Print the whole listing exactly.

Collected data entries:

********************

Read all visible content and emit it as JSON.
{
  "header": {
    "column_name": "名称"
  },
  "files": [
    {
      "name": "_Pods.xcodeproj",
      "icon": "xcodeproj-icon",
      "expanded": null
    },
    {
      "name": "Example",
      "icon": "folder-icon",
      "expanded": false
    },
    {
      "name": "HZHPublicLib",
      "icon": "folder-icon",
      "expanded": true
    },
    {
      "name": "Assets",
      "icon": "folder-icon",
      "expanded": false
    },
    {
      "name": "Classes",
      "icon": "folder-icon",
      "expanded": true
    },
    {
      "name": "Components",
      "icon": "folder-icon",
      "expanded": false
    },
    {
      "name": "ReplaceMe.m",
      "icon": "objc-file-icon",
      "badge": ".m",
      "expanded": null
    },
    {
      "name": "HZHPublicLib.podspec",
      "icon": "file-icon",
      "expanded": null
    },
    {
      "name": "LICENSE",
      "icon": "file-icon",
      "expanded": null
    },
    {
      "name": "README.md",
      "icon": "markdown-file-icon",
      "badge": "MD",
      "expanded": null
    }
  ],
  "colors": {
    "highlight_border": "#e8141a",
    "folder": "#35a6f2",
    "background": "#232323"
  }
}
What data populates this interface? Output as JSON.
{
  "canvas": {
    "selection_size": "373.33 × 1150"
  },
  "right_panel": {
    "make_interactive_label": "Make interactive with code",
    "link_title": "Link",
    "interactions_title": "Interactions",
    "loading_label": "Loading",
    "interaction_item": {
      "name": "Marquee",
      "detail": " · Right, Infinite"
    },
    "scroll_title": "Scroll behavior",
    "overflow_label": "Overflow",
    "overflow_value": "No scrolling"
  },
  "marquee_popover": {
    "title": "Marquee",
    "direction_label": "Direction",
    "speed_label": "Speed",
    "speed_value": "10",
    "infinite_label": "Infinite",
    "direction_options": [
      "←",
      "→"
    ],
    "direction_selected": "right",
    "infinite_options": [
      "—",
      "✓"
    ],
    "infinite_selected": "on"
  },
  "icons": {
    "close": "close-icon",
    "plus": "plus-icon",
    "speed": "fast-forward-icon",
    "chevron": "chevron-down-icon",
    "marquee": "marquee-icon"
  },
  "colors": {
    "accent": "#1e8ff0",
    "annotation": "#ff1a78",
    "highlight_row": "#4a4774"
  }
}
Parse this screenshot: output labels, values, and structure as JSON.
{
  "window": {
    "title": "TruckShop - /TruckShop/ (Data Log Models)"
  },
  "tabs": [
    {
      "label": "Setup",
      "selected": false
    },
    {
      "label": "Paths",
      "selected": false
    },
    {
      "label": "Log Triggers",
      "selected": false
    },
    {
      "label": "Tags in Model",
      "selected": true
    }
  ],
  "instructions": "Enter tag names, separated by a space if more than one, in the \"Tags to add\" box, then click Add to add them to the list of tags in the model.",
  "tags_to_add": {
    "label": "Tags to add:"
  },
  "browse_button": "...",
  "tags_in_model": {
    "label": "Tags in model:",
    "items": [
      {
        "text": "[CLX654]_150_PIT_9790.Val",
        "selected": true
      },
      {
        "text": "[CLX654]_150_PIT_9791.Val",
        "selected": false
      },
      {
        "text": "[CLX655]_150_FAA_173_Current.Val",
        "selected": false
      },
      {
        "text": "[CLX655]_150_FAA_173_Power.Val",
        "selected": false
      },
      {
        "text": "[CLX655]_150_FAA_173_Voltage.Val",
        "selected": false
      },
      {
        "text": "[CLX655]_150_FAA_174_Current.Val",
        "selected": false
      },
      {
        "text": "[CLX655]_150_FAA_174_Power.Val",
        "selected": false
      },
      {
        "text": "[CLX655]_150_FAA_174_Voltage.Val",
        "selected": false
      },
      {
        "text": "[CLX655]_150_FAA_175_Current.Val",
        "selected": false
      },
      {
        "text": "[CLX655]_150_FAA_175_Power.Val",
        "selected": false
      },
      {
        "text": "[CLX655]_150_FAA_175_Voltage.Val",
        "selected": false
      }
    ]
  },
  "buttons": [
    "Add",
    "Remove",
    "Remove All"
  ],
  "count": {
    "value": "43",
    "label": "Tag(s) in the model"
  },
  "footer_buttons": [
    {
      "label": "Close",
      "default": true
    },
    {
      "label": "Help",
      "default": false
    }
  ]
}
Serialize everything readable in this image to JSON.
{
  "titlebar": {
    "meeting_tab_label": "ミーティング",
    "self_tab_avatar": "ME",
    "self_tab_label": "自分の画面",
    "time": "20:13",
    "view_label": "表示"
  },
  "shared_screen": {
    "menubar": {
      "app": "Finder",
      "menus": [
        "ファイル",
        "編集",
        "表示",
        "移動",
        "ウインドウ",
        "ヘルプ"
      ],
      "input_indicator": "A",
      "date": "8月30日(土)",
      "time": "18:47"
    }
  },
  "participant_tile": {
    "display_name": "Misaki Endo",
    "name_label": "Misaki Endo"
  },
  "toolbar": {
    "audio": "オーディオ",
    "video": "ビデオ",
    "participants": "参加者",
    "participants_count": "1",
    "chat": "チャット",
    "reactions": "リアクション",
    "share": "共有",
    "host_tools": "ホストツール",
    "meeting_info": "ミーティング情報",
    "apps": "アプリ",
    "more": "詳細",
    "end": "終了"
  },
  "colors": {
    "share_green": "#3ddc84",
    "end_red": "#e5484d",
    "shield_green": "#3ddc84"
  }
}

********************

RESULT =>
Read all visible content and emit it as JSON.
{
  "header": {
    "column_name": "名称"
  },
  "files": [
    {
      "name": "_Pods.xcodeproj",
      "icon": "xcodeproj-icon",
      "expanded": null
    },
    {
      "name": "Example",
      "icon": "folder-icon",
      "expanded": false
    },
    {
      "name": "HZHPublicLib",
      "icon": "folder-icon",
      "expanded": true
    },
    {
      "name": "Assets",
      "icon": "folder-icon",
      "expanded": false
    },
    {
      "name": "Classes",
      "icon": "folder-icon",
      "expanded": true
    },
    {
      "name": "Components",
      "icon": "folder-icon",
      "expanded": false
    },
    {
      "name": "ReplaceMe.m",
      "icon": "objc-file-icon",
      "badge": ".m",
      "expanded": null
    },
    {
      "name": "HZHPublicLib.podspec",
      "icon": "file-icon",
      "expanded": null
    },
    {
      "name": "LICENSE",
      "icon": "file-icon",
      "expanded": null
    },
    {
      "name": "README.md",
      "icon": "markdown-file-icon",
      "badge": "MD",
      "expanded": null
    }
  ],
  "colors": {
    "highlight_border": "#e8141a",
    "folder": "#35a6f2",
    "background": "#232323"
  }
}
What data populates this interface? Output as JSON.
{
  "canvas": {
    "selection_size": "373.33 × 1150"
  },
  "right_panel": {
    "make_interactive_label": "Make interactive with code",
    "link_title": "Link",
    "interactions_title": "Interactions",
    "loading_label": "Loading",
    "interaction_item": {
      "name": "Marquee",
      "detail": " · Right, Infinite"
    },
    "scroll_title": "Scroll behavior",
    "overflow_label": "Overflow",
    "overflow_value": "No scrolling"
  },
  "marquee_popover": {
    "title": "Marquee",
    "direction_label": "Direction",
    "speed_label": "Speed",
    "speed_value": "10",
    "infinite_label": "Infinite",
    "direction_options": [
      "←",
      "→"
    ],
    "direction_selected": "right",
    "infinite_options": [
      "—",
      "✓"
    ],
    "infinite_selected": "on"
  },
  "icons": {
    "close": "close-icon",
    "plus": "plus-icon",
    "speed": "fast-forward-icon",
    "chevron": "chevron-down-icon",
    "marquee": "marquee-icon"
  },
  "colors": {
    "accent": "#1e8ff0",
    "annotation": "#ff1a78",
    "highlight_row": "#4a4774"
  }
}
Parse this screenshot: output labels, values, and structure as JSON.
{
  "window": {
    "title": "TruckShop - /TruckShop/ (Data Log Models)"
  },
  "tabs": [
    {
      "label": "Setup",
      "selected": false
    },
    {
      "label": "Paths",
      "selected": false
    },
    {
      "label": "Log Triggers",
      "selected": false
    },
    {
      "label": "Tags in Model",
      "selected": true
    }
  ],
  "instructions": "Enter tag names, separated by a space if more than one, in the \"Tags to add\" box, then click Add to add them to the list of tags in the model.",
  "tags_to_add": {
    "label": "Tags to add:"
  },
  "browse_button": "...",
  "tags_in_model": {
    "label": "Tags in model:",
    "items": [
      {
        "text": "[CLX654]_150_PIT_9790.Val",
        "selected": true
      },
      {
        "text": "[CLX654]_150_PIT_9791.Val",
        "selected": false
      },
      {
        "text": "[CLX655]_150_FAA_173_Current.Val",
        "selected": false
      },
      {
        "text": "[CLX655]_150_FAA_173_Power.Val",
        "selected": false
      },
      {
        "text": "[CLX655]_150_FAA_173_Voltage.Val",
        "selected": false
      },
      {
        "text": "[CLX655]_150_FAA_174_Current.Val",
        "selected": false
      },
      {
        "text": "[CLX655]_150_FAA_174_Power.Val",
        "selected": false
      },
      {
        "text": "[CLX655]_150_FAA_174_Voltage.Val",
        "selected": false
      },
      {
        "text": "[CLX655]_150_FAA_175_Current.Val",
        "selected": false
      },
      {
        "text": "[CLX655]_150_FAA_175_Power.Val",
        "selected": false
      },
      {
        "text": "[CLX655]_150_FAA_175_Voltage.Val",
        "selected": false
      }
    ]
  },
  "buttons": [
    "Add",
    "Remove",
    "Remove All"
  ],
  "count": {
    "value": "43",
    "label": "Tag(s) in the model"
  },
  "footer_buttons": [
    {
      "label": "Close",
      "default": true
    },
    {
      "label": "Help",
      "default": false
    }
  ]
}
Serialize everything readable in this image to JSON.
{
  "titlebar": {
    "meeting_tab_label": "ミーティング",
    "self_tab_avatar": "ME",
    "self_tab_label": "自分の画面",
    "time": "20:13",
    "view_label": "表示"
  },
  "shared_screen": {
    "menubar": {
      "app": "Finder",
      "menus": [
        "ファイル",
        "編集",
        "表示",
        "移動",
        "ウインドウ",
        "ヘルプ"
      ],
      "input_indicator": "A",
      "date": "8月30日(土)",
      "time": "18:47"
    }
  },
  "participant_tile": {
    "display_name": "Misaki Endo",
    "name_label": "Misaki Endo"
  },
  "toolbar": {
    "audio": "オーディオ",
    "video": "ビデオ",
    "participants": "参加者",
    "participants_count": "1",
    "chat": "チャット",
    "reactions": "リアクション",
    "share": "共有",
    "host_tools": "ホストツール",
    "meeting_info": "ミーティング情報",
    "apps": "アプリ",
    "more": "詳細",
    "end": "終了"
  },
  "colors": {
    "share_green": "#3ddc84",
    "end_red": "#e5484d",
    "shield_green": "#3ddc84"
  }
}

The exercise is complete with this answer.